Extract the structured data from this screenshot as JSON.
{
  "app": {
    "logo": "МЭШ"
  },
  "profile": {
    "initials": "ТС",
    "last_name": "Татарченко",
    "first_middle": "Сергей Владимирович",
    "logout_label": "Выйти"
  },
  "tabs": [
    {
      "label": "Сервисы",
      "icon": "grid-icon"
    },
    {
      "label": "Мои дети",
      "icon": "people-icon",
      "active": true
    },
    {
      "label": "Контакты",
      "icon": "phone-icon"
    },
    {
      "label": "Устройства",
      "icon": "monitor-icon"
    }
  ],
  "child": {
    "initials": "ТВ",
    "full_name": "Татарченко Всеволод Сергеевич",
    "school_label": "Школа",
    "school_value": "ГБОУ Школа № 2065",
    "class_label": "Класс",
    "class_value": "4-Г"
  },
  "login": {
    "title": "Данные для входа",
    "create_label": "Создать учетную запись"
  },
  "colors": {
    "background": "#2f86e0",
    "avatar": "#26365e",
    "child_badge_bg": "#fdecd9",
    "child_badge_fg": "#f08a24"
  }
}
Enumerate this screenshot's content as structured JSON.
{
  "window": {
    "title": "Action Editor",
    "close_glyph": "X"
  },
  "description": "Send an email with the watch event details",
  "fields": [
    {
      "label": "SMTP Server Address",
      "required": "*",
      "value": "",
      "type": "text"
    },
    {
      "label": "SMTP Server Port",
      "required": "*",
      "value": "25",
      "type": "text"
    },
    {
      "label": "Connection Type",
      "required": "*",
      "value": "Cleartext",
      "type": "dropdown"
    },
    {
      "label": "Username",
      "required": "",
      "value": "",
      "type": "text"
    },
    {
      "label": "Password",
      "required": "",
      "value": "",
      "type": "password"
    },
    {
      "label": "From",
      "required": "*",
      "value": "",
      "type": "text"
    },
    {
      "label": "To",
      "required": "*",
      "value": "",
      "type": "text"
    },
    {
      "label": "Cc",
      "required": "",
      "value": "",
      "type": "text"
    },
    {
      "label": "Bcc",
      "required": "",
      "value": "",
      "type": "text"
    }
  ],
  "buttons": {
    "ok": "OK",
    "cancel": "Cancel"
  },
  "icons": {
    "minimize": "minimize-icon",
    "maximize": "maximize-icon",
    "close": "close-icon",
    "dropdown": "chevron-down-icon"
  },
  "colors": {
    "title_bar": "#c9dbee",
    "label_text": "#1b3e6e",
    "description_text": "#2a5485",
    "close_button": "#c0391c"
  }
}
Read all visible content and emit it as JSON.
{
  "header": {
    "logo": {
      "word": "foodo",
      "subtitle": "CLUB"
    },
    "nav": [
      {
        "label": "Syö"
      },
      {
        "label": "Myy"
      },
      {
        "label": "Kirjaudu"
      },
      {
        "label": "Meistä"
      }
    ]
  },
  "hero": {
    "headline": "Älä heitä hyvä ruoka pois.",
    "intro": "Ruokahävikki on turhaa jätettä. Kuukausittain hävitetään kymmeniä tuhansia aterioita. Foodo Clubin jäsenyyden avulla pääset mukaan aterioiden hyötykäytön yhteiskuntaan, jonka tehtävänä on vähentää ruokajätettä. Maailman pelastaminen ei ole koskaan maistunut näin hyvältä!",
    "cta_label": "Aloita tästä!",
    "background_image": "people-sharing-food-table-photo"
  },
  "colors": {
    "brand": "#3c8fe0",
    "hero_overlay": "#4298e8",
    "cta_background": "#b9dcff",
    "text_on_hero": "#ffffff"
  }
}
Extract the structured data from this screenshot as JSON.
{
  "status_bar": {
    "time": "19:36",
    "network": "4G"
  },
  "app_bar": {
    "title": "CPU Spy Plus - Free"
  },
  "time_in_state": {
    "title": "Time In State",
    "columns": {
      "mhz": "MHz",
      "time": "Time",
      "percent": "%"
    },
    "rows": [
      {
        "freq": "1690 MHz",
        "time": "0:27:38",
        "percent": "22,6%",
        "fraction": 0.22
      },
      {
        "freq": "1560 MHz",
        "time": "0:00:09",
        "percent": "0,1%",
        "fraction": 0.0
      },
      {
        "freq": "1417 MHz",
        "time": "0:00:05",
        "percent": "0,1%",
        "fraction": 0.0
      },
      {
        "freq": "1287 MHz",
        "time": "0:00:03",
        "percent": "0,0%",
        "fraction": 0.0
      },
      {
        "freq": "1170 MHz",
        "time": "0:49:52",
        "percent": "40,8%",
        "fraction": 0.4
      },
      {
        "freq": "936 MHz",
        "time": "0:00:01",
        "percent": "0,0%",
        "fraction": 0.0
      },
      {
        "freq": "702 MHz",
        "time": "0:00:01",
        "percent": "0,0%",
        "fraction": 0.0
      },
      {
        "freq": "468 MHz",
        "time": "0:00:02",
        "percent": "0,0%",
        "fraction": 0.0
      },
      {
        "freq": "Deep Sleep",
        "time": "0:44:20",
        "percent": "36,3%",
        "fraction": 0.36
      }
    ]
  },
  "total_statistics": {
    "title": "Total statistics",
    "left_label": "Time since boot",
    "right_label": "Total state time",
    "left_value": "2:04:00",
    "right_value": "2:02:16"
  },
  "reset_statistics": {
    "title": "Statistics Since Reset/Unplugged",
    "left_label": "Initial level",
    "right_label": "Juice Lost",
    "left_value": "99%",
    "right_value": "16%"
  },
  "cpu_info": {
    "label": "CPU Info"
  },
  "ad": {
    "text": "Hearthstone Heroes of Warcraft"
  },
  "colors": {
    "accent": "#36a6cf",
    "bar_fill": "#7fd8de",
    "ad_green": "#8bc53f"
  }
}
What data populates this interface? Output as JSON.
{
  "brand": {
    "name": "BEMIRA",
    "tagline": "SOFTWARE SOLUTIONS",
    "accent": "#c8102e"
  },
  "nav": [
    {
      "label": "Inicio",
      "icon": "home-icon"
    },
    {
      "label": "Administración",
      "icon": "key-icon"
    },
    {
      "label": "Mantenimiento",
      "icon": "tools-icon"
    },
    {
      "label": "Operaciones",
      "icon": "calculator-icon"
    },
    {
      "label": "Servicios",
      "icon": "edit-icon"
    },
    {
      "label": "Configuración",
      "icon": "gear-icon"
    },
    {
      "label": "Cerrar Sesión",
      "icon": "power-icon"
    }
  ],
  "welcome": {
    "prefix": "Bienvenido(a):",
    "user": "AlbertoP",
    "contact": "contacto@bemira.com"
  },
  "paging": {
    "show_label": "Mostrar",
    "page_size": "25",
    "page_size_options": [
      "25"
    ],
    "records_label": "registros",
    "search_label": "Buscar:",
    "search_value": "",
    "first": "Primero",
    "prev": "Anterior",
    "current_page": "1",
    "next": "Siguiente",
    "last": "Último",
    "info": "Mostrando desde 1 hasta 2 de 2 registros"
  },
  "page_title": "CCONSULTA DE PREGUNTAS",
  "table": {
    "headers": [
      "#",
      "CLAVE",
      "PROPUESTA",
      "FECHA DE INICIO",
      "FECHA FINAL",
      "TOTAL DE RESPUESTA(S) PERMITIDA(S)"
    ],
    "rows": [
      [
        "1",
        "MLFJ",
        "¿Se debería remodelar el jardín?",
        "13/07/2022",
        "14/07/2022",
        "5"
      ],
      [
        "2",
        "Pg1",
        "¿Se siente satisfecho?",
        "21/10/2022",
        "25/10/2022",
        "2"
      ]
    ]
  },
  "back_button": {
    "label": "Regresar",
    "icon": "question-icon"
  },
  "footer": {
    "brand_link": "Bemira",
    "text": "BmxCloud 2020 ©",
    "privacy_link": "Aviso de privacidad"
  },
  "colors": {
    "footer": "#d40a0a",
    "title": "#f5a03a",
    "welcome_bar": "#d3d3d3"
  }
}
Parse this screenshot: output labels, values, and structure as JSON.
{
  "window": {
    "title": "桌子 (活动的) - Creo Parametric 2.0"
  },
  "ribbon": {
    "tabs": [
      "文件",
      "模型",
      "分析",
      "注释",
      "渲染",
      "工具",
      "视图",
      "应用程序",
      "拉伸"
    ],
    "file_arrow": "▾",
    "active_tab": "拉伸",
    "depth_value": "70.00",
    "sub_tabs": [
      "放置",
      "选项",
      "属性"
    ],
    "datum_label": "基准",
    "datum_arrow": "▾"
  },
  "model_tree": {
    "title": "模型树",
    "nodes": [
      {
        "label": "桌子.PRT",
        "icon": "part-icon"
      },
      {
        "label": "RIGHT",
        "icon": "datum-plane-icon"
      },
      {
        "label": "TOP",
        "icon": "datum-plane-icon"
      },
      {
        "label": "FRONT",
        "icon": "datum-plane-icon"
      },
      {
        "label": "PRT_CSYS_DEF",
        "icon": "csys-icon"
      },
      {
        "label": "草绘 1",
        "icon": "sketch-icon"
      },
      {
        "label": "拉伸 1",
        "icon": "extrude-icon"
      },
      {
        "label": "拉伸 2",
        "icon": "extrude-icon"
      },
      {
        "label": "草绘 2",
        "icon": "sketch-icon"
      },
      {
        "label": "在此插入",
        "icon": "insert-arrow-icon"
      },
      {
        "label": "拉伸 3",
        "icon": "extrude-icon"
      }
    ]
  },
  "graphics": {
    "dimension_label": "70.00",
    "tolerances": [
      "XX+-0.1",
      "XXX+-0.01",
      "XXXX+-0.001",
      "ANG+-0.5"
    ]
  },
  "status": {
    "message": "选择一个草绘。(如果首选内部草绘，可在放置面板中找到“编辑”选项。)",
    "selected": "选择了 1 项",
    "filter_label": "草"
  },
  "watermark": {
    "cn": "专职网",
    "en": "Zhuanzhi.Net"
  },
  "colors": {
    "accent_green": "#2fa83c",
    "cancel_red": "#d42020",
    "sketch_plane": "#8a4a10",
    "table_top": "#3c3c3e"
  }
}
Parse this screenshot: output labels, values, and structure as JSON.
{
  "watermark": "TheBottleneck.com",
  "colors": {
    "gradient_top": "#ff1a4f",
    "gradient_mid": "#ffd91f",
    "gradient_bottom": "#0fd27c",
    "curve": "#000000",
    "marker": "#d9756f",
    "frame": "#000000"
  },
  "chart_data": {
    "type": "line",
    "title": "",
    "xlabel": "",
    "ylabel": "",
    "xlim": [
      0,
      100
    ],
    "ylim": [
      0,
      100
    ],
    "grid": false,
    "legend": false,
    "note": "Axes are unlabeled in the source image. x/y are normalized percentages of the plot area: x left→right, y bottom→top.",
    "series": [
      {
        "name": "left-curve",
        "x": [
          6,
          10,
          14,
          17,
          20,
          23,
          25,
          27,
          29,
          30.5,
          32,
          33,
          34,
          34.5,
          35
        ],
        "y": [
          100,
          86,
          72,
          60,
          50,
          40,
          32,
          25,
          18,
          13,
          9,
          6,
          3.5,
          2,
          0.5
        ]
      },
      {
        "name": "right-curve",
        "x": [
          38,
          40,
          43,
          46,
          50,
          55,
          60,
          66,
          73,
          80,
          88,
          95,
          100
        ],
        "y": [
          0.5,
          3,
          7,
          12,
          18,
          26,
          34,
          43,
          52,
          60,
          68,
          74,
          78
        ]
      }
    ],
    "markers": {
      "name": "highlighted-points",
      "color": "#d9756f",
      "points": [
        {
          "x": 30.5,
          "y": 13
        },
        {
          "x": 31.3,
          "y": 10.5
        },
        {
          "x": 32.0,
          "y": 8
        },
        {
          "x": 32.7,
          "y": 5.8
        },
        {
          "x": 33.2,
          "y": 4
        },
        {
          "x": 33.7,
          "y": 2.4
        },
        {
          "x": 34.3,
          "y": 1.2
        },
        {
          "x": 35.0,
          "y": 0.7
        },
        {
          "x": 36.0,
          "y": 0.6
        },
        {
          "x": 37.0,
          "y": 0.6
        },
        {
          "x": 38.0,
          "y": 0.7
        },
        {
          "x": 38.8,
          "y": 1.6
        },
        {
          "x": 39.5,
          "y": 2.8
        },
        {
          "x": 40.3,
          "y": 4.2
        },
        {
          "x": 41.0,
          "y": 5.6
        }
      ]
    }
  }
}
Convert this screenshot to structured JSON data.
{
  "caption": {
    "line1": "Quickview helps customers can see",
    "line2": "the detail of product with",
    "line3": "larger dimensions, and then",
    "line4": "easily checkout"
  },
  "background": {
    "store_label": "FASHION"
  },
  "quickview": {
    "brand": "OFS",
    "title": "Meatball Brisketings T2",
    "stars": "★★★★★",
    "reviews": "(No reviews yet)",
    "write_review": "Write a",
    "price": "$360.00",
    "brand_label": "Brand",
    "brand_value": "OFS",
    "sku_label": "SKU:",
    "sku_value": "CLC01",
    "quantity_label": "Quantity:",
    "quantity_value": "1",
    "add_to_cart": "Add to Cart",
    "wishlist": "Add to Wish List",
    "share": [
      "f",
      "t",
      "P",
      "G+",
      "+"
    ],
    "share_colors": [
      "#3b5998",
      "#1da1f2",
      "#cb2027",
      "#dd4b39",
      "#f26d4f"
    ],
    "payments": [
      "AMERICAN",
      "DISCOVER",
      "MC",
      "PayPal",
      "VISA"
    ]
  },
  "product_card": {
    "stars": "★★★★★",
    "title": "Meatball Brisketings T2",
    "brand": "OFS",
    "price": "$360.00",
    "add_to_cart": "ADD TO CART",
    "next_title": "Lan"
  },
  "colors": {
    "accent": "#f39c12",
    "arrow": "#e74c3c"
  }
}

☆ ☆ ☆ ☆ ☆ ☆ ☆

### Stated goal
Using the records above, say how many lines include the string "curve". Only the number is wanted.

### Reply
3